* Begin Provided data *

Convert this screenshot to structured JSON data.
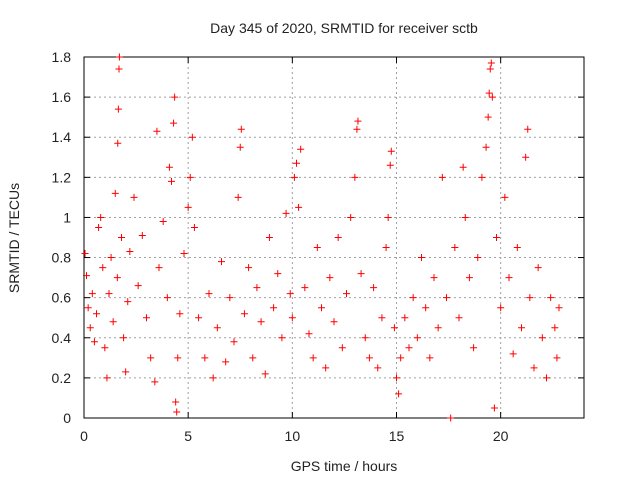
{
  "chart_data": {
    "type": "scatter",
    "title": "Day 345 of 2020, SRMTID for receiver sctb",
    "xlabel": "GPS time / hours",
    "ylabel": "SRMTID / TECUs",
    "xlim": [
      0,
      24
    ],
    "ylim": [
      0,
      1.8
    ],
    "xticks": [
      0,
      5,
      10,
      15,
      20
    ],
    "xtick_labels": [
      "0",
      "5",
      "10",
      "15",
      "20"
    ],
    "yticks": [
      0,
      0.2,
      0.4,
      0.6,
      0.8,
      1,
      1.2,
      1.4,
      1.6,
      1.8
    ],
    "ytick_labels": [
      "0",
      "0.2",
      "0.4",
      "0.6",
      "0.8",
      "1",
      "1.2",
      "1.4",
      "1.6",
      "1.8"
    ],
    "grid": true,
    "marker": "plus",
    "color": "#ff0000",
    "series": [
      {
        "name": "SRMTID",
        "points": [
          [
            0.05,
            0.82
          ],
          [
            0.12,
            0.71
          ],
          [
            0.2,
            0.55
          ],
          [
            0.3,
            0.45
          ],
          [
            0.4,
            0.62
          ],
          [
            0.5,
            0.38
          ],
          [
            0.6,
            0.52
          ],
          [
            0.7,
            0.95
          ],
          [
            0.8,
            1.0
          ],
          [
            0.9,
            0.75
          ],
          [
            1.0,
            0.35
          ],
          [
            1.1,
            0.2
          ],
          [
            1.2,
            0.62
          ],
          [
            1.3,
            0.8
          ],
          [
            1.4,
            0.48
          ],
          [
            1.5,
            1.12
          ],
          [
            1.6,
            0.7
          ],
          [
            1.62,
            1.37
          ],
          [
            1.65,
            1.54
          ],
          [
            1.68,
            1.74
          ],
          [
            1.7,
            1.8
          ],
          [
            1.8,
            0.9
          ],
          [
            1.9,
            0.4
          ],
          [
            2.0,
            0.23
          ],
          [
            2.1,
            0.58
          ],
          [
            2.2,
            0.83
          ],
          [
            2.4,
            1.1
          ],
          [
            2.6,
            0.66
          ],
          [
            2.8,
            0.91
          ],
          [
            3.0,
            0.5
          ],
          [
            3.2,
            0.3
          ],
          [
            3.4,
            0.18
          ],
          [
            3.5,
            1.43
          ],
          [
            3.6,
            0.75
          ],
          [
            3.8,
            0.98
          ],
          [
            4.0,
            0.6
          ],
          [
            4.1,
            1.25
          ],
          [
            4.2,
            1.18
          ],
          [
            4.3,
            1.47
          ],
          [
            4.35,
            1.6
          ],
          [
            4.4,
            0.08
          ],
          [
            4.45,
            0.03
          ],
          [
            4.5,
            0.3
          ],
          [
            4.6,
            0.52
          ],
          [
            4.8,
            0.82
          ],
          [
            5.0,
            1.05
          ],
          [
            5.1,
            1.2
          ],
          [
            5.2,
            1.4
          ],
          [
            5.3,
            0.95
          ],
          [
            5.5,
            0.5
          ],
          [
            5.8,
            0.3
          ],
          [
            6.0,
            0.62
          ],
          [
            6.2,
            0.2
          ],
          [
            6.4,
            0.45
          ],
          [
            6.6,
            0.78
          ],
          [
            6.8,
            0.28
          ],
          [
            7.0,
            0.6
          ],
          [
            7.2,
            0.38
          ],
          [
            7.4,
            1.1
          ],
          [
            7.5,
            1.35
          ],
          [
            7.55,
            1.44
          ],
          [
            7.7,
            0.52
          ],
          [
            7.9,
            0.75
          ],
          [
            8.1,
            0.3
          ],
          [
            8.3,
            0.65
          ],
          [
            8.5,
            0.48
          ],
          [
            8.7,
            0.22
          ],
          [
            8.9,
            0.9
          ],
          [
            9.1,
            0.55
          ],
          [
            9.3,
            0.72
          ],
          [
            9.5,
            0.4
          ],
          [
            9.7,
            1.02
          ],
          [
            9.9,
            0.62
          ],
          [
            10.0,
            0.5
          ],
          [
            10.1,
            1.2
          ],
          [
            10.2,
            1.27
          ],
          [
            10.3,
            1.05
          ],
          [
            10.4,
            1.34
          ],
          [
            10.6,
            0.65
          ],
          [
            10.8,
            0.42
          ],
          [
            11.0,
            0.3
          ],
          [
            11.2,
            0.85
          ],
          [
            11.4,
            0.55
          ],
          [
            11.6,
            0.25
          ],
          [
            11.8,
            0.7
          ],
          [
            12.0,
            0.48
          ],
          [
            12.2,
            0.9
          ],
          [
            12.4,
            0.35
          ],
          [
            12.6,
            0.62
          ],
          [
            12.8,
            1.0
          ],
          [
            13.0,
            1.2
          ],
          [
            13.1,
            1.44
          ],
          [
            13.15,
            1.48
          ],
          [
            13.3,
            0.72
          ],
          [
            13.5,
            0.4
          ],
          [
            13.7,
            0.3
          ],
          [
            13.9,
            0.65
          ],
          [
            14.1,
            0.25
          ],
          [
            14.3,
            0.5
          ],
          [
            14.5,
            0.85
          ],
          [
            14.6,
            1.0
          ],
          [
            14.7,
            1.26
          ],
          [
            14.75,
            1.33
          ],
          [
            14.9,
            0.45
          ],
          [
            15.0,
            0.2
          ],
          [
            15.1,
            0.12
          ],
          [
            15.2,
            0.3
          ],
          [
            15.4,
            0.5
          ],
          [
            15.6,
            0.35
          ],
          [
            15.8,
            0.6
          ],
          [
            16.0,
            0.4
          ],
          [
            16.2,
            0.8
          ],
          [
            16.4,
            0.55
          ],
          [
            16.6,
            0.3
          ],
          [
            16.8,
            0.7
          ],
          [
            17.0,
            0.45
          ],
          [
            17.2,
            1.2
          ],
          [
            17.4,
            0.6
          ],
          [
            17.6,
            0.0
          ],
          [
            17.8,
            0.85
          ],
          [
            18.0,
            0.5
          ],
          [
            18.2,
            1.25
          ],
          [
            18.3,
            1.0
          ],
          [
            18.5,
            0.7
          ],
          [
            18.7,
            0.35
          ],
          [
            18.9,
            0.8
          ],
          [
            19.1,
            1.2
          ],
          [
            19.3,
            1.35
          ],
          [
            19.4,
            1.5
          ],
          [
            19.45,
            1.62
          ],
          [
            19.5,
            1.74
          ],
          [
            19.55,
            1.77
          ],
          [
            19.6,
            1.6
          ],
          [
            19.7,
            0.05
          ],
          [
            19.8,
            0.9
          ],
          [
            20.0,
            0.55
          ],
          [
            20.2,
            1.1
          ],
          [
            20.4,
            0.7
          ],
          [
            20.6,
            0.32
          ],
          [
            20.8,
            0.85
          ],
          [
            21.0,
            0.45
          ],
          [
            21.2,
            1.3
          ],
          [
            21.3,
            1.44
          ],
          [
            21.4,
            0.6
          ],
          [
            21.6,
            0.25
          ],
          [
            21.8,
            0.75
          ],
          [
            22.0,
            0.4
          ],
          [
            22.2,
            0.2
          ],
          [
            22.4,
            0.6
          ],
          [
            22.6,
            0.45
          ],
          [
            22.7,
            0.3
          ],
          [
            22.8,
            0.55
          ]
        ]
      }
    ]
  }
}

* End Provided data *
* Begin Provided data *

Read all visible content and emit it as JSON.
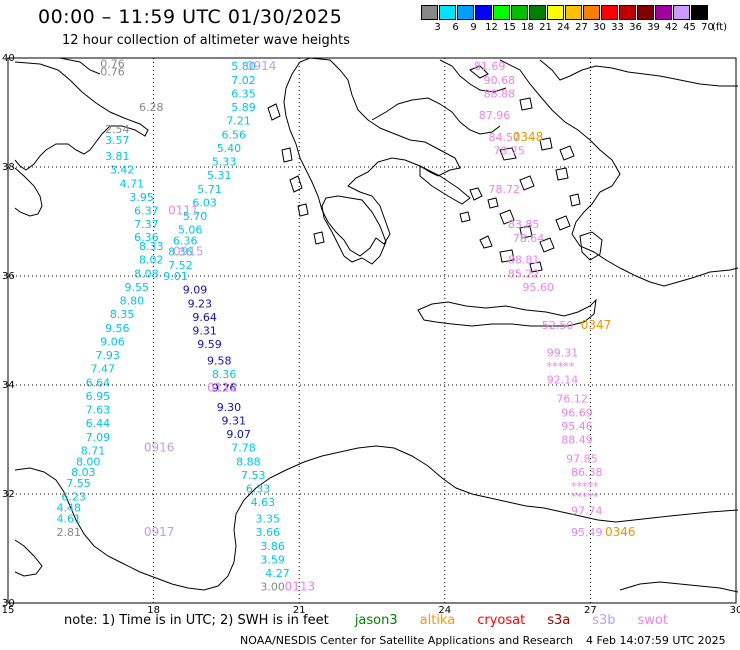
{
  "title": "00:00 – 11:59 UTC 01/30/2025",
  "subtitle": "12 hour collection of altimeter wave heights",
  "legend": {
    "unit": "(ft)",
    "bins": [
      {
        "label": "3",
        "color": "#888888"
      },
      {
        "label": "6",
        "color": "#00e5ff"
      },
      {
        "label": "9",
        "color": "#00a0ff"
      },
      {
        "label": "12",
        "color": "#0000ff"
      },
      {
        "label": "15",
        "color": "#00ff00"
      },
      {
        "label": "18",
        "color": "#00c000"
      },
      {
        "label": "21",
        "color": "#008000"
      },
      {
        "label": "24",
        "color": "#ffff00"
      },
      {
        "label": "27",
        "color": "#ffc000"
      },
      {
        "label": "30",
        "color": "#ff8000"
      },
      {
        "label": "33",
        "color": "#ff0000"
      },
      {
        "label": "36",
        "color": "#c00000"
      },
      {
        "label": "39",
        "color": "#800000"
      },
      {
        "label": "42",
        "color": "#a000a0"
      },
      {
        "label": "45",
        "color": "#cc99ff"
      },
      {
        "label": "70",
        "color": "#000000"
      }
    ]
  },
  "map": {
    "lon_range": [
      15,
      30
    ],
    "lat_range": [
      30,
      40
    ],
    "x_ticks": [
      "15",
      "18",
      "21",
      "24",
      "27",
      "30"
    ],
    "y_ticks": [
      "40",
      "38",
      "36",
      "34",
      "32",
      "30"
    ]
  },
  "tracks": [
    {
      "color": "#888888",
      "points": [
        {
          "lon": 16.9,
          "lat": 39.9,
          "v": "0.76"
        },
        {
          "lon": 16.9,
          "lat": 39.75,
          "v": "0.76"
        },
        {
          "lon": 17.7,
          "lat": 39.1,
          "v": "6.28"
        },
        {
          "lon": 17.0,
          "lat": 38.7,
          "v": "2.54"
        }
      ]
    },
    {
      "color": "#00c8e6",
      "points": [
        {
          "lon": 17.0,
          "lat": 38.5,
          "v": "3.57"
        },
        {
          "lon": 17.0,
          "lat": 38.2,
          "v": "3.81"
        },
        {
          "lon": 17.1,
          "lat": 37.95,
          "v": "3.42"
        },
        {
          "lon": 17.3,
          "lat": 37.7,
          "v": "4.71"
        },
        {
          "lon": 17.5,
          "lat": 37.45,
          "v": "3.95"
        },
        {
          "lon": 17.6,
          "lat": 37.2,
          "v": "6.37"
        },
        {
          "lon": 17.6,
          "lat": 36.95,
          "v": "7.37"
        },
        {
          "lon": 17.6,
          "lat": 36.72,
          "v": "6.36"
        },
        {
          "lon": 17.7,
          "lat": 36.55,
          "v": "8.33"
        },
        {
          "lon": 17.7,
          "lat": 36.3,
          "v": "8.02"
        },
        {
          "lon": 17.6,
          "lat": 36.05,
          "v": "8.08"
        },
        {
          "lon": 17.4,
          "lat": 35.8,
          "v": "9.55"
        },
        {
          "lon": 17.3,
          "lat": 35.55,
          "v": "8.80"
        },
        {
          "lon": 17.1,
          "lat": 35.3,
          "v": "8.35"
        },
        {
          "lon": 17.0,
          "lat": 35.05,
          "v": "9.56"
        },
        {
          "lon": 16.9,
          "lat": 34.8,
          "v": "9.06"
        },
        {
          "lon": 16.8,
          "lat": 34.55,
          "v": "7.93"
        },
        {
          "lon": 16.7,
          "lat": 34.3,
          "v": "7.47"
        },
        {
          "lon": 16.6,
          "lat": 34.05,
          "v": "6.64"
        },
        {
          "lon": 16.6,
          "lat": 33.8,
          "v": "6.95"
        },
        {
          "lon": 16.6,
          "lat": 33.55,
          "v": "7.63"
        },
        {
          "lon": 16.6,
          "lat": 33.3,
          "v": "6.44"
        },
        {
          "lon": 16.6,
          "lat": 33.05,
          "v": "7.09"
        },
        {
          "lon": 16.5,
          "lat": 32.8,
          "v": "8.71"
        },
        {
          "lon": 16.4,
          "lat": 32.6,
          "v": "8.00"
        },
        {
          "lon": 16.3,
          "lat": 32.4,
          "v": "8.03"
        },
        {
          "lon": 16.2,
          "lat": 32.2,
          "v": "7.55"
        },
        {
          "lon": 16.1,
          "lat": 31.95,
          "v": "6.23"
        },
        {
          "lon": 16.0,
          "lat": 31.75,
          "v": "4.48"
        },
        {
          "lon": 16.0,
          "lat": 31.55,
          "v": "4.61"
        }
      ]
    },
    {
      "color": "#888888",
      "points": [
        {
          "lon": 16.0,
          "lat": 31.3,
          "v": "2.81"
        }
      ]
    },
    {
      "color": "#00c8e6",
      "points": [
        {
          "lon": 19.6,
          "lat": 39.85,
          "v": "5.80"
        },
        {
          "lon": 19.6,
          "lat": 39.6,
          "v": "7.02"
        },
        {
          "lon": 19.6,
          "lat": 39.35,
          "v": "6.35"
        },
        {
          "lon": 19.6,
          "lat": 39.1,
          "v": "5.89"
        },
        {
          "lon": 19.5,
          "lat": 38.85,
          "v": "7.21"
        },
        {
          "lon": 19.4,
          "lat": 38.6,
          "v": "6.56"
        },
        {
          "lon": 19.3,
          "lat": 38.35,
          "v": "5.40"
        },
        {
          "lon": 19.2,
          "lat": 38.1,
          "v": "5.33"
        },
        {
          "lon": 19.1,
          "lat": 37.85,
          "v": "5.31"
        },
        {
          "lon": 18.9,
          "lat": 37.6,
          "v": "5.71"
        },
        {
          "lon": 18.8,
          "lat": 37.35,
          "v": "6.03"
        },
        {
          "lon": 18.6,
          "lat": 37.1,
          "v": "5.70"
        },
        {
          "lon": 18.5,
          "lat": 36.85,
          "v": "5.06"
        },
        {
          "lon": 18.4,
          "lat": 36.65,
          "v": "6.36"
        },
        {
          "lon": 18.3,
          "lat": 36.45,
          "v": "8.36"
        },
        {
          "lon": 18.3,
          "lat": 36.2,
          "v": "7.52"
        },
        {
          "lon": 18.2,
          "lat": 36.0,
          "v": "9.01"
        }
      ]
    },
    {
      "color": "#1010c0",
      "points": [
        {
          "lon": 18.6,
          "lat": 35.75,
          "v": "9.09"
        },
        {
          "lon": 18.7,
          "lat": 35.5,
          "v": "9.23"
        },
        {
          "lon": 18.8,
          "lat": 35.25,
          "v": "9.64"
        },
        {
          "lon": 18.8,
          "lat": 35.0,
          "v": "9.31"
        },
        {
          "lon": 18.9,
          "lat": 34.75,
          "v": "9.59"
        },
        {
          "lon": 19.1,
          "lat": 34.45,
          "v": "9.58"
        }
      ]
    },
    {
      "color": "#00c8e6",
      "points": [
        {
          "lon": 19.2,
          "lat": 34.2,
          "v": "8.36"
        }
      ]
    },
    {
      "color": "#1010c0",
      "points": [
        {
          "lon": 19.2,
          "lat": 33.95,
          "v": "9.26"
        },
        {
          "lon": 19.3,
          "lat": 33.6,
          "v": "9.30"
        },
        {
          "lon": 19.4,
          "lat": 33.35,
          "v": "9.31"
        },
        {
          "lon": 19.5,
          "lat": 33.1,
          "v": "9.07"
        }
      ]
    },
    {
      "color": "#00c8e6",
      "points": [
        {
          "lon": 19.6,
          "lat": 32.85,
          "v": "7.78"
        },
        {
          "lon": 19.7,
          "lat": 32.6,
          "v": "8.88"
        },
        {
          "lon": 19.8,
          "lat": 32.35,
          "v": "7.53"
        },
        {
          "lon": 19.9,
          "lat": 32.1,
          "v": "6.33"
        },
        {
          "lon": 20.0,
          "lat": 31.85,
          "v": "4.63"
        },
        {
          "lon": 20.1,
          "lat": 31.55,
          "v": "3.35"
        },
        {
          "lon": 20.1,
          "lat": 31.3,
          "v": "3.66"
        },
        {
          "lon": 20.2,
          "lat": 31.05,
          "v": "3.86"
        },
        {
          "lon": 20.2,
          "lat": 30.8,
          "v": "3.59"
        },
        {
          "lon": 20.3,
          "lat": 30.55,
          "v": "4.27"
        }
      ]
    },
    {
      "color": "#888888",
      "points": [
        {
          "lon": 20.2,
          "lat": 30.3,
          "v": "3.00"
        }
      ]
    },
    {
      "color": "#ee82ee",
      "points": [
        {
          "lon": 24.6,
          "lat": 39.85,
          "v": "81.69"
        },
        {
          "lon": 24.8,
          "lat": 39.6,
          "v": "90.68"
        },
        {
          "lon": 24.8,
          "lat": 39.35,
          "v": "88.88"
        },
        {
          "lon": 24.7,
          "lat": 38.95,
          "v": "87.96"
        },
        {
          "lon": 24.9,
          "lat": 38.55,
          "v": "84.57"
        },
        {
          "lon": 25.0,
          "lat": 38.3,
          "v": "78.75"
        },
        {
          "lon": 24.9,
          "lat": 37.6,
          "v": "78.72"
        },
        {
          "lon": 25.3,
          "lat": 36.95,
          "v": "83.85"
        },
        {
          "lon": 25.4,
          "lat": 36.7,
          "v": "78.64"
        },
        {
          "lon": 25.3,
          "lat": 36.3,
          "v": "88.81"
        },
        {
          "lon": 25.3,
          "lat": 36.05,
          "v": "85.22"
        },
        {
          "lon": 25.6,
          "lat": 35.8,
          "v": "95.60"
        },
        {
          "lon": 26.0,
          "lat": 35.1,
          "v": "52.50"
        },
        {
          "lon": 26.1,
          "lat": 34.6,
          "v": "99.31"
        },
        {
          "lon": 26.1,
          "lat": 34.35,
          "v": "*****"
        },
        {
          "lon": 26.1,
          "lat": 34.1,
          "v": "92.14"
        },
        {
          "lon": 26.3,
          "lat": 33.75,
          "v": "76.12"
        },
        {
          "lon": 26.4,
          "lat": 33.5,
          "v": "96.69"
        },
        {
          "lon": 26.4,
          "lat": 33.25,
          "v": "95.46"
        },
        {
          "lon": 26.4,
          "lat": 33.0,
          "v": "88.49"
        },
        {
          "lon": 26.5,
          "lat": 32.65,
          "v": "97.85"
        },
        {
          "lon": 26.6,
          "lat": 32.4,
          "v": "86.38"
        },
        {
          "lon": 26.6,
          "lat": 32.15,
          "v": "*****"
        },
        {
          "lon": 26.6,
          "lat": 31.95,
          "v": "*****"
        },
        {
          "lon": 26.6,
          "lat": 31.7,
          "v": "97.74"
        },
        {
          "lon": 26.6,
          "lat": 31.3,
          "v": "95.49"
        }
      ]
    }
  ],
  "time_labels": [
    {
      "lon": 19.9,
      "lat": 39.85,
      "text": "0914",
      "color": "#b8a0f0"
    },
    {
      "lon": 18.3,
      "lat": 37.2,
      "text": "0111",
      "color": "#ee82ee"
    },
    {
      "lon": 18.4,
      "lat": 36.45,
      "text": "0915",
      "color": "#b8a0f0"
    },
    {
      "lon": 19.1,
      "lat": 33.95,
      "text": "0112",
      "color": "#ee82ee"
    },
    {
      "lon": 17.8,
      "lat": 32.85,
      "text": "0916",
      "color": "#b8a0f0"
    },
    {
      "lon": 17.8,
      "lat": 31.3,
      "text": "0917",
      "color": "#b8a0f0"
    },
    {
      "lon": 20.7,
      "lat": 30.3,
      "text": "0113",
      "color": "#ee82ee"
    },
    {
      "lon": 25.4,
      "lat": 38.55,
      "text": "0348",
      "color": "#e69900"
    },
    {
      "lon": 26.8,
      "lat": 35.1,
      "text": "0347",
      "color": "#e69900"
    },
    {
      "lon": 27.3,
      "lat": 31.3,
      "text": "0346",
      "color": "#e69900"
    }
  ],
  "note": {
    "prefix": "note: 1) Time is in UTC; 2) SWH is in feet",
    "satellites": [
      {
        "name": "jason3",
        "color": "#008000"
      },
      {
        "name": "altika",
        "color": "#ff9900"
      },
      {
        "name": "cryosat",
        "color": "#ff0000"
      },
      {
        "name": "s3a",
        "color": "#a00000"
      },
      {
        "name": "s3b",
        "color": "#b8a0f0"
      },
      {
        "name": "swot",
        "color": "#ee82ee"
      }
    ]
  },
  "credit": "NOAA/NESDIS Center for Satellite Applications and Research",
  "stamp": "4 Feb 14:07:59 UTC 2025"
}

* End Provided data *

Report all lines of the data that include the word "JSON".

Convert this screenshot to structured JSON data.
Read all visible content and emit it as JSON.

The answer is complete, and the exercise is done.